Below is a set of records; restate each one word for word.

=== Data records ===

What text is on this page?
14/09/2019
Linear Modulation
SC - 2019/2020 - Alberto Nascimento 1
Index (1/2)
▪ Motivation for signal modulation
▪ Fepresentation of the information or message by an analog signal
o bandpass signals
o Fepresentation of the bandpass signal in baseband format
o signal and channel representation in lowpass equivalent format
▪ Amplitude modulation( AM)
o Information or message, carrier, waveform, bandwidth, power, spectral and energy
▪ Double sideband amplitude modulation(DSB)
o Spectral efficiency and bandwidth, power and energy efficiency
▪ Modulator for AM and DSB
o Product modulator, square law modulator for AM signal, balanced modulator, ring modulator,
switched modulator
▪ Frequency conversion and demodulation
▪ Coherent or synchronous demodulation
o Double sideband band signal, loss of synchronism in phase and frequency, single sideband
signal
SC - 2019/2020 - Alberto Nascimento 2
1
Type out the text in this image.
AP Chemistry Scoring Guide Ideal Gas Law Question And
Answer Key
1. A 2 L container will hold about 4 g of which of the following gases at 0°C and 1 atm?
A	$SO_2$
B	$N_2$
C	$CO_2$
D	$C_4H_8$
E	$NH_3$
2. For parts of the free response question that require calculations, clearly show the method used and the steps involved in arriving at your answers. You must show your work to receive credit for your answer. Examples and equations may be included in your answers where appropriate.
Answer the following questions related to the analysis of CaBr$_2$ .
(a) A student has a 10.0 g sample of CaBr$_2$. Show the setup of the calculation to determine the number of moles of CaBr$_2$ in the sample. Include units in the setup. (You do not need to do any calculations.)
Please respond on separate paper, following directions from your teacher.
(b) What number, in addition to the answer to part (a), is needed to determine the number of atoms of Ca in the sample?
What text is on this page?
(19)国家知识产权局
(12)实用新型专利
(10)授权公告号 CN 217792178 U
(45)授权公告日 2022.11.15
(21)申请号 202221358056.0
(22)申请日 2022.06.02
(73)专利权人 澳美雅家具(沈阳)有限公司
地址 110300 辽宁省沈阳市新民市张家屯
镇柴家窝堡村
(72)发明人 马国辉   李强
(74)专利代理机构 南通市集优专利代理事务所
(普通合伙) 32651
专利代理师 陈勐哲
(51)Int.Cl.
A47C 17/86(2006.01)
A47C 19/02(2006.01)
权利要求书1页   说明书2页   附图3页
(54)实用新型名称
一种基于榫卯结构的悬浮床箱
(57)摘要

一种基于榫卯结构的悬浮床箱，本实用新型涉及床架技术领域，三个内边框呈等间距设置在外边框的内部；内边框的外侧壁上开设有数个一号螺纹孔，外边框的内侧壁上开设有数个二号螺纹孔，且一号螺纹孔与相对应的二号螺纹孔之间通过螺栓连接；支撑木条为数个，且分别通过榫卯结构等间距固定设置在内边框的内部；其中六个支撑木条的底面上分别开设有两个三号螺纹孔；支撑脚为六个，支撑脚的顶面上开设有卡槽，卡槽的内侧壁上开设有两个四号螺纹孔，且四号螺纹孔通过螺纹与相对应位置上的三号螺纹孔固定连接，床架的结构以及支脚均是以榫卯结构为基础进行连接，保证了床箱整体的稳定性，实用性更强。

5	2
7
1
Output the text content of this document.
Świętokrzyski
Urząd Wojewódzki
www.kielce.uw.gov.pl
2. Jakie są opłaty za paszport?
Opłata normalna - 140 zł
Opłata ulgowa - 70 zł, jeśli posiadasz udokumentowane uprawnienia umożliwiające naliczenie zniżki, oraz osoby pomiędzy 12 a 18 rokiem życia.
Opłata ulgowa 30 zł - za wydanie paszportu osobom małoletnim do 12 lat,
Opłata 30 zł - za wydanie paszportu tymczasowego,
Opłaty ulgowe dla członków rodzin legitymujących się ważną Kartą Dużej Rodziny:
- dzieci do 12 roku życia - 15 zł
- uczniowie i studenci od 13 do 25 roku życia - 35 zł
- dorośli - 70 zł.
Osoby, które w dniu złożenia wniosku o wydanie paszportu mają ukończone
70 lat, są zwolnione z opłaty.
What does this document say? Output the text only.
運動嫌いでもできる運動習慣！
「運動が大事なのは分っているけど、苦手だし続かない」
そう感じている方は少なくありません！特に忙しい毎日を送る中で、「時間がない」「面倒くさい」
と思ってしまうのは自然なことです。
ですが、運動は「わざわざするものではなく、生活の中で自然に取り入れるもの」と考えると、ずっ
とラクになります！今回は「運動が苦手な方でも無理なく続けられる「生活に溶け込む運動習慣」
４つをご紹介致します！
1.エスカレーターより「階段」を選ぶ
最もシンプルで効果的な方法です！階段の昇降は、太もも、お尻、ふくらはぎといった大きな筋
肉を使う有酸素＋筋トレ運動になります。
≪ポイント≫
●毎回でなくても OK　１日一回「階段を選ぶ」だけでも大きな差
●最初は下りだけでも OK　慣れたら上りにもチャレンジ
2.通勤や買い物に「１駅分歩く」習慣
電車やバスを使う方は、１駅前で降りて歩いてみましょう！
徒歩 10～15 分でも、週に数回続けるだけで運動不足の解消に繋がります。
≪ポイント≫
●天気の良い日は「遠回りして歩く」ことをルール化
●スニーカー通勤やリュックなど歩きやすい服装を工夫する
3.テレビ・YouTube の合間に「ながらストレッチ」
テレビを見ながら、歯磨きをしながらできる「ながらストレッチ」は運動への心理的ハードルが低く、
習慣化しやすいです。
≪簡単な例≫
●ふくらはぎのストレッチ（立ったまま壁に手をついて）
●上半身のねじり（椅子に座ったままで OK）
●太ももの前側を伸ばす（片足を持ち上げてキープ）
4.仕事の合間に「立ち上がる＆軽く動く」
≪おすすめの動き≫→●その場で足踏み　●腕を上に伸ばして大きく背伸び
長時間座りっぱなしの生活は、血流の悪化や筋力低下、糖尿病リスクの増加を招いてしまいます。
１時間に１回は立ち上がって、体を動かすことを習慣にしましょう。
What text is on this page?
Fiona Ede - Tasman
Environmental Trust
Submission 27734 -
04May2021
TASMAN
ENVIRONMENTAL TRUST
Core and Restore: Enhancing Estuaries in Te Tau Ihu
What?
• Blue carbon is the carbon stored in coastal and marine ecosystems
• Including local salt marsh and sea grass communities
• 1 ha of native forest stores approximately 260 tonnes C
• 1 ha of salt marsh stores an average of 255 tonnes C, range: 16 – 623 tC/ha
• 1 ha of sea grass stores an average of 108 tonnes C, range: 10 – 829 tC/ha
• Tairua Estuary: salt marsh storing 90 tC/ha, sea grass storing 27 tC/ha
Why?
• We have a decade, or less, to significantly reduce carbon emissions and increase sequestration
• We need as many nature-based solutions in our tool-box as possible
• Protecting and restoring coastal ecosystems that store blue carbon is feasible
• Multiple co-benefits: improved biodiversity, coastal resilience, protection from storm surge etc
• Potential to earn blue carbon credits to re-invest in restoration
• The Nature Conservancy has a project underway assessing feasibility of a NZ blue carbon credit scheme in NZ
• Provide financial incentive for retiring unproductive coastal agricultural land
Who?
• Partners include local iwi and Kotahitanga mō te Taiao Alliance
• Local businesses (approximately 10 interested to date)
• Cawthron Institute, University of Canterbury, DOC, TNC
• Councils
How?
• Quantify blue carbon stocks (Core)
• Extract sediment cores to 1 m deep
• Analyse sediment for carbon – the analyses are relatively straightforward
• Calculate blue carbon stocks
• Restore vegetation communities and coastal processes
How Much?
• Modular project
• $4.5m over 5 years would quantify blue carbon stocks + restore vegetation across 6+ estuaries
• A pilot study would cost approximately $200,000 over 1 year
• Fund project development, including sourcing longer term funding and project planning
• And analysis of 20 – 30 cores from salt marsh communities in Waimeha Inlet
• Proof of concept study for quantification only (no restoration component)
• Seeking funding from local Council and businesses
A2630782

===

**Reply to the exercise**:
What text is on this page?
14/09/2019
Linear Modulation
SC - 2019/2020 - Alberto Nascimento 1
Index (1/2)
▪ Motivation for signal modulation
▪ Fepresentation of the information or message by an analog signal
o bandpass signals
o Fepresentation of the bandpass signal in baseband format
o signal and channel representation in lowpass equivalent format
▪ Amplitude modulation( AM)
o Information or message, carrier, waveform, bandwidth, power, spectral and energy
▪ Double sideband amplitude modulation(DSB)
o Spectral efficiency and bandwidth, power and energy efficiency
▪ Modulator for AM and DSB
o Product modulator, square law modulator for AM signal, balanced modulator, ring modulator,
switched modulator
▪ Frequency conversion and demodulation
▪ Coherent or synchronous demodulation
o Double sideband band signal, loss of synchronism in phase and frequency, single sideband
signal
SC - 2019/2020 - Alberto Nascimento 2
1
Type out the text in this image.
AP Chemistry Scoring Guide Ideal Gas Law Question And
Answer Key
1. A 2 L container will hold about 4 g of which of the following gases at 0°C and 1 atm?
A	$SO_2$
B	$N_2$
C	$CO_2$
D	$C_4H_8$
E	$NH_3$
2. For parts of the free response question that require calculations, clearly show the method used and the steps involved in arriving at your answers. You must show your work to receive credit for your answer. Examples and equations may be included in your answers where appropriate.
Answer the following questions related to the analysis of CaBr$_2$ .
(a) A student has a 10.0 g sample of CaBr$_2$. Show the setup of the calculation to determine the number of moles of CaBr$_2$ in the sample. Include units in the setup. (You do not need to do any calculations.)
Please respond on separate paper, following directions from your teacher.
(b) What number, in addition to the answer to part (a), is needed to determine the number of atoms of Ca in the sample?
What text is on this page?
(19)国家知识产权局
(12)实用新型专利
(10)授权公告号 CN 217792178 U
(45)授权公告日 2022.11.15
(21)申请号 202221358056.0
(22)申请日 2022.06.02
(73)专利权人 澳美雅家具(沈阳)有限公司
地址 110300 辽宁省沈阳市新民市张家屯
镇柴家窝堡村
(72)发明人 马国辉   李强
(74)专利代理机构 南通市集优专利代理事务所
(普通合伙) 32651
专利代理师 陈勐哲
(51)Int.Cl.
A47C 17/86(2006.01)
A47C 19/02(2006.01)
权利要求书1页   说明书2页   附图3页
(54)实用新型名称
一种基于榫卯结构的悬浮床箱
(57)摘要

一种基于榫卯结构的悬浮床箱，本实用新型涉及床架技术领域，三个内边框呈等间距设置在外边框的内部；内边框的外侧壁上开设有数个一号螺纹孔，外边框的内侧壁上开设有数个二号螺纹孔，且一号螺纹孔与相对应的二号螺纹孔之间通过螺栓连接；支撑木条为数个，且分别通过榫卯结构等间距固定设置在内边框的内部；其中六个支撑木条的底面上分别开设有两个三号螺纹孔；支撑脚为六个，支撑脚的顶面上开设有卡槽，卡槽的内侧壁上开设有两个四号螺纹孔，且四号螺纹孔通过螺纹与相对应位置上的三号螺纹孔固定连接，床架的结构以及支脚均是以榫卯结构为基础进行连接，保证了床箱整体的稳定性，实用性更强。

5	2
7
1
Output the text content of this document.
Świętokrzyski
Urząd Wojewódzki
www.kielce.uw.gov.pl
2. Jakie są opłaty za paszport?
Opłata normalna - 140 zł
Opłata ulgowa - 70 zł, jeśli posiadasz udokumentowane uprawnienia umożliwiające naliczenie zniżki, oraz osoby pomiędzy 12 a 18 rokiem życia.
Opłata ulgowa 30 zł - za wydanie paszportu osobom małoletnim do 12 lat,
Opłata 30 zł - za wydanie paszportu tymczasowego,
Opłaty ulgowe dla członków rodzin legitymujących się ważną Kartą Dużej Rodziny:
- dzieci do 12 roku życia - 15 zł
- uczniowie i studenci od 13 do 25 roku życia - 35 zł
- dorośli - 70 zł.
Osoby, które w dniu złożenia wniosku o wydanie paszportu mają ukończone
70 lat, są zwolnione z opłaty.
What does this document say? Output the text only.
運動嫌いでもできる運動習慣！
「運動が大事なのは分っているけど、苦手だし続かない」
そう感じている方は少なくありません！特に忙しい毎日を送る中で、「時間がない」「面倒くさい」
と思ってしまうのは自然なことです。
ですが、運動は「わざわざするものではなく、生活の中で自然に取り入れるもの」と考えると、ずっ
とラクになります！今回は「運動が苦手な方でも無理なく続けられる「生活に溶け込む運動習慣」
４つをご紹介致します！
1.エスカレーターより「階段」を選ぶ
最もシンプルで効果的な方法です！階段の昇降は、太もも、お尻、ふくらはぎといった大きな筋
肉を使う有酸素＋筋トレ運動になります。
≪ポイント≫
●毎回でなくても OK　１日一回「階段を選ぶ」だけでも大きな差
●最初は下りだけでも OK　慣れたら上りにもチャレンジ
2.通勤や買い物に「１駅分歩く」習慣
電車やバスを使う方は、１駅前で降りて歩いてみましょう！
徒歩 10～15 分でも、週に数回続けるだけで運動不足の解消に繋がります。
≪ポイント≫
●天気の良い日は「遠回りして歩く」ことをルール化
●スニーカー通勤やリュックなど歩きやすい服装を工夫する
3.テレビ・YouTube の合間に「ながらストレッチ」
テレビを見ながら、歯磨きをしながらできる「ながらストレッチ」は運動への心理的ハードルが低く、
習慣化しやすいです。
≪簡単な例≫
●ふくらはぎのストレッチ（立ったまま壁に手をついて）
●上半身のねじり（椅子に座ったままで OK）
●太ももの前側を伸ばす（片足を持ち上げてキープ）
4.仕事の合間に「立ち上がる＆軽く動く」
≪おすすめの動き≫→●その場で足踏み　●腕を上に伸ばして大きく背伸び
長時間座りっぱなしの生活は、血流の悪化や筋力低下、糖尿病リスクの増加を招いてしまいます。
１時間に１回は立ち上がって、体を動かすことを習慣にしましょう。
What text is on this page?
Fiona Ede - Tasman
Environmental Trust
Submission 27734 -
04May2021
TASMAN
ENVIRONMENTAL TRUST
Core and Restore: Enhancing Estuaries in Te Tau Ihu
What?
• Blue carbon is the carbon stored in coastal and marine ecosystems
• Including local salt marsh and sea grass communities
• 1 ha of native forest stores approximately 260 tonnes C
• 1 ha of salt marsh stores an average of 255 tonnes C, range: 16 – 623 tC/ha
• 1 ha of sea grass stores an average of 108 tonnes C, range: 10 – 829 tC/ha
• Tairua Estuary: salt marsh storing 90 tC/ha, sea grass storing 27 tC/ha
Why?
• We have a decade, or less, to significantly reduce carbon emissions and increase sequestration
• We need as many nature-based solutions in our tool-box as possible
• Protecting and restoring coastal ecosystems that store blue carbon is feasible
• Multiple co-benefits: improved biodiversity, coastal resilience, protection from storm surge etc
• Potential to earn blue carbon credits to re-invest in restoration
• The Nature Conservancy has a project underway assessing feasibility of a NZ blue carbon credit scheme in NZ
• Provide financial incentive for retiring unproductive coastal agricultural land
Who?
• Partners include local iwi and Kotahitanga mō te Taiao Alliance
• Local businesses (approximately 10 interested to date)
• Cawthron Institute, University of Canterbury, DOC, TNC
• Councils
How?
• Quantify blue carbon stocks (Core)
• Extract sediment cores to 1 m deep
• Analyse sediment for carbon – the analyses are relatively straightforward
• Calculate blue carbon stocks
• Restore vegetation communities and coastal processes
How Much?
• Modular project
• $4.5m over 5 years would quantify blue carbon stocks + restore vegetation across 6+ estuaries
• A pilot study would cost approximately $200,000 over 1 year
• Fund project development, including sourcing longer term funding and project planning
• And analysis of 20 – 30 cores from salt marsh communities in Waimeha Inlet
• Proof of concept study for quantification only (no restoration component)
• Seeking funding from local Council and businesses
A2630782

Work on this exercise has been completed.